----- RECORDS TO USE -----

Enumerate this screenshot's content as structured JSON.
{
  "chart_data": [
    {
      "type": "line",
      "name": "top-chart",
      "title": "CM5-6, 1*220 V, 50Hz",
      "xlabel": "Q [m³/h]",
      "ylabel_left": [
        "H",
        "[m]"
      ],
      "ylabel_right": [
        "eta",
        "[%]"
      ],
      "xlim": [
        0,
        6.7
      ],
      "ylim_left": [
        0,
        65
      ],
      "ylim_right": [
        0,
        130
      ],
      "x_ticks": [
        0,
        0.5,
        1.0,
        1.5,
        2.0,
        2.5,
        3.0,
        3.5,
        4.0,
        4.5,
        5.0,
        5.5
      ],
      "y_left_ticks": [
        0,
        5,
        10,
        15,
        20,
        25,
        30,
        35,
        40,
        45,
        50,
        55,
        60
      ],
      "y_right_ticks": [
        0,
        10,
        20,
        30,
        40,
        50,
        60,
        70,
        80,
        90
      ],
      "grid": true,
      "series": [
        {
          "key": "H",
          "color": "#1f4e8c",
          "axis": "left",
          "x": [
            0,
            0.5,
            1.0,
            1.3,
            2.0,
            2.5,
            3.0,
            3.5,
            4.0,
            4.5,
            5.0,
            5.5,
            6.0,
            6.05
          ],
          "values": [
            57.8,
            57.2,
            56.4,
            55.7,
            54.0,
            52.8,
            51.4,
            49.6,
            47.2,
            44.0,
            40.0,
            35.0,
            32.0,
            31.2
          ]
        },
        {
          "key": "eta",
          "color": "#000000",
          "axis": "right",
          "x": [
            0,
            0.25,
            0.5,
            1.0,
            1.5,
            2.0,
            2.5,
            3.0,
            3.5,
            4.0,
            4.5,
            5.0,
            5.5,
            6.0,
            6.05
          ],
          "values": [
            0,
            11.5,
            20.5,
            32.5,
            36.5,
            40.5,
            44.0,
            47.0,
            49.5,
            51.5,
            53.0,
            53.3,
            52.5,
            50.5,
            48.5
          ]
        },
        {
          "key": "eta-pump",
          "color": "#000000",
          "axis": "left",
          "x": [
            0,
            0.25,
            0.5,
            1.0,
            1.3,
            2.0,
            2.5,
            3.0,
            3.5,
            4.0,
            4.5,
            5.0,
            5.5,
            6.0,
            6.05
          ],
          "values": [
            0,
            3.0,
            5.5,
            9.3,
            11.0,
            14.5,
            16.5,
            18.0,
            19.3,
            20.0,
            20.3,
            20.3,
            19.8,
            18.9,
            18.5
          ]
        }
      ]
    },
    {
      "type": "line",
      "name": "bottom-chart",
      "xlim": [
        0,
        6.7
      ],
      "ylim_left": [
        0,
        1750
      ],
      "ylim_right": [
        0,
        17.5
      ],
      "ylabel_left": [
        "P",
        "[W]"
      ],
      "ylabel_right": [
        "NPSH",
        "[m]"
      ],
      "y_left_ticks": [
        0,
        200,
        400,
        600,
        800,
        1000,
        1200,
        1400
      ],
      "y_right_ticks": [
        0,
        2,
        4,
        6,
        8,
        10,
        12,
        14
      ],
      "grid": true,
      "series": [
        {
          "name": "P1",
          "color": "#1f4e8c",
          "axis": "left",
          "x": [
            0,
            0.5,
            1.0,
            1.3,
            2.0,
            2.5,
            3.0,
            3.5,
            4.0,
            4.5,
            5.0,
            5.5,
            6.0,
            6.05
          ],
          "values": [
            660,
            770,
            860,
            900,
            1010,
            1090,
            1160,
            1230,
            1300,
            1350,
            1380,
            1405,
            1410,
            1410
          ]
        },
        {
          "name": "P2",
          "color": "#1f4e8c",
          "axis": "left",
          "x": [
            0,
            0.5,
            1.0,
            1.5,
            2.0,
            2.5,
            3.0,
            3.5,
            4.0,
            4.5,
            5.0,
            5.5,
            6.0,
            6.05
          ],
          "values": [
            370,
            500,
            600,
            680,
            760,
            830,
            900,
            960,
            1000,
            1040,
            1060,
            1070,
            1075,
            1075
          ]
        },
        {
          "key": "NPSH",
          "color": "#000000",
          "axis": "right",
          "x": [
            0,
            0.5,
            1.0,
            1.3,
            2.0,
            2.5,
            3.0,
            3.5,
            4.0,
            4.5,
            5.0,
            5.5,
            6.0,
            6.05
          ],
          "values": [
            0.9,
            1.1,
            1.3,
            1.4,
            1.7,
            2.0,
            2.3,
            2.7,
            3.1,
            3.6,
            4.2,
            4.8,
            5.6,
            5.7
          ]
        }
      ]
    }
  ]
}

-----

## [WRITTEN PROBLEM]
The data above must be returned in full, exactly as written.

## [RESPONSE TO THIS EXERCISE]
Enumerate this screenshot's content as structured JSON.
{
  "chart_data": [
    {
      "type": "line",
      "name": "top-chart",
      "title": "CM5-6, 1*220 V, 50Hz",
      "xlabel": "Q [m³/h]",
      "ylabel_left": [
        "H",
        "[m]"
      ],
      "ylabel_right": [
        "eta",
        "[%]"
      ],
      "xlim": [
        0,
        6.7
      ],
      "ylim_left": [
        0,
        65
      ],
      "ylim_right": [
        0,
        130
      ],
      "x_ticks": [
        0,
        0.5,
        1.0,
        1.5,
        2.0,
        2.5,
        3.0,
        3.5,
        4.0,
        4.5,
        5.0,
        5.5
      ],
      "y_left_ticks": [
        0,
        5,
        10,
        15,
        20,
        25,
        30,
        35,
        40,
        45,
        50,
        55,
        60
      ],
      "y_right_ticks": [
        0,
        10,
        20,
        30,
        40,
        50,
        60,
        70,
        80,
        90
      ],
      "grid": true,
      "series": [
        {
          "key": "H",
          "color": "#1f4e8c",
          "axis": "left",
          "x": [
            0,
            0.5,
            1.0,
            1.3,
            2.0,
            2.5,
            3.0,
            3.5,
            4.0,
            4.5,
            5.0,
            5.5,
            6.0,
            6.05
          ],
          "values": [
            57.8,
            57.2,
            56.4,
            55.7,
            54.0,
            52.8,
            51.4,
            49.6,
            47.2,
            44.0,
            40.0,
            35.0,
            32.0,
            31.2
          ]
        },
        {
          "key": "eta",
          "color": "#000000",
          "axis": "right",
          "x": [
            0,
            0.25,
            0.5,
            1.0,
            1.5,
            2.0,
            2.5,
            3.0,
            3.5,
            4.0,
            4.5,
            5.0,
            5.5,
            6.0,
            6.05
          ],
          "values": [
            0,
            11.5,
            20.5,
            32.5,
            36.5,
            40.5,
            44.0,
            47.0,
            49.5,
            51.5,
            53.0,
            53.3,
            52.5,
            50.5,
            48.5
          ]
        },
        {
          "key": "eta-pump",
          "color": "#000000",
          "axis": "left",
          "x": [
            0,
            0.25,
            0.5,
            1.0,
            1.3,
            2.0,
            2.5,
            3.0,
            3.5,
            4.0,
            4.5,
            5.0,
            5.5,
            6.0,
            6.05
          ],
          "values": [
            0,
            3.0,
            5.5,
            9.3,
            11.0,
            14.5,
            16.5,
            18.0,
            19.3,
            20.0,
            20.3,
            20.3,
            19.8,
            18.9,
            18.5
          ]
        }
      ]
    },
    {
      "type": "line",
      "name": "bottom-chart",
      "xlim": [
        0,
        6.7
      ],
      "ylim_left": [
        0,
        1750
      ],
      "ylim_right": [
        0,
        17.5
      ],
      "ylabel_left": [
        "P",
        "[W]"
      ],
      "ylabel_right": [
        "NPSH",
        "[m]"
      ],
      "y_left_ticks": [
        0,
        200,
        400,
        600,
        800,
        1000,
        1200,
        1400
      ],
      "y_right_ticks": [
        0,
        2,
        4,
        6,
        8,
        10,
        12,
        14
      ],
      "grid": true,
      "series": [
        {
          "name": "P1",
          "color": "#1f4e8c",
          "axis": "left",
          "x": [
            0,
            0.5,
            1.0,
            1.3,
            2.0,
            2.5,
            3.0,
            3.5,
            4.0,
            4.5,
            5.0,
            5.5,
            6.0,
            6.05
          ],
          "values": [
            660,
            770,
            860,
            900,
            1010,
            1090,
            1160,
            1230,
            1300,
            1350,
            1380,
            1405,
            1410,
            1410
          ]
        },
        {
          "name": "P2",
          "color": "#1f4e8c",
          "axis": "left",
          "x": [
            0,
            0.5,
            1.0,
            1.5,
            2.0,
            2.5,
            3.0,
            3.5,
            4.0,
            4.5,
            5.0,
            5.5,
            6.0,
            6.05
          ],
          "values": [
            370,
            500,
            600,
            680,
            760,
            830,
            900,
            960,
            1000,
            1040,
            1060,
            1070,
            1075,
            1075
          ]
        },
        {
          "key": "NPSH",
          "color": "#000000",
          "axis": "right",
          "x": [
            0,
            0.5,
            1.0,
            1.3,
            2.0,
            2.5,
            3.0,
            3.5,
            4.0,
            4.5,
            5.0,
            5.5,
            6.0,
            6.05
          ],
          "values": [
            0.9,
            1.1,
            1.3,
            1.4,
            1.7,
            2.0,
            2.3,
            2.7,
            3.1,
            3.6,
            4.2,
            4.8,
            5.6,
            5.7
          ]
        }
      ]
    }
  ]
}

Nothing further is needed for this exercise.